Rewrite every line of the listing below, requests included, and increase each bounding-box coordinate in the answers by 78. Leave out the pictures.

» **Bounding box annotations**
--- Begin ---
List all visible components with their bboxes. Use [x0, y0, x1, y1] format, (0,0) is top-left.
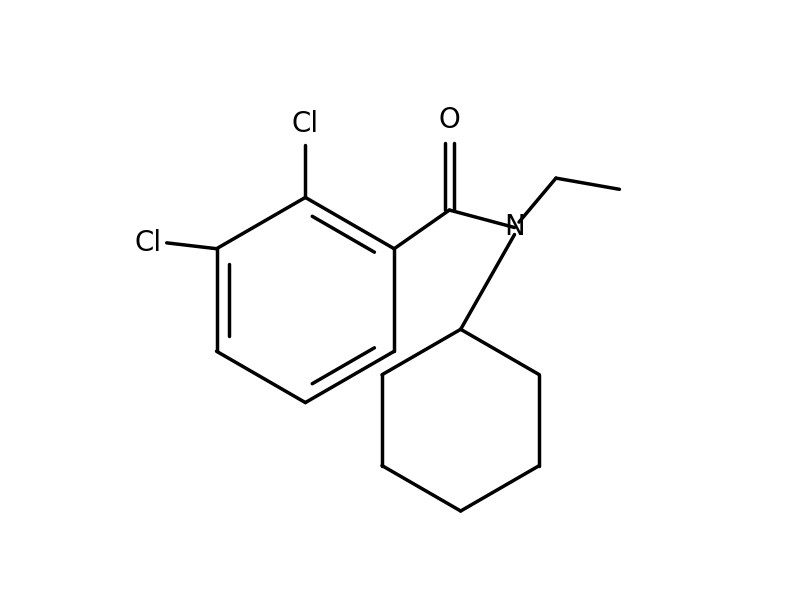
Text: N: N: [504, 214, 525, 241]
Text: Cl: Cl: [135, 229, 162, 257]
Text: O: O: [438, 106, 460, 134]
Text: Cl: Cl: [292, 110, 319, 137]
--- End ---
» **Task result**
List all visible components with their bboxes. Use [x0, y0, x1, y1] format, (0,0) is top-left.
Text: N: N: [582, 292, 603, 319]
Text: Cl: Cl: [213, 307, 240, 335]
Text: O: O: [516, 184, 538, 212]
Text: Cl: Cl: [370, 188, 397, 215]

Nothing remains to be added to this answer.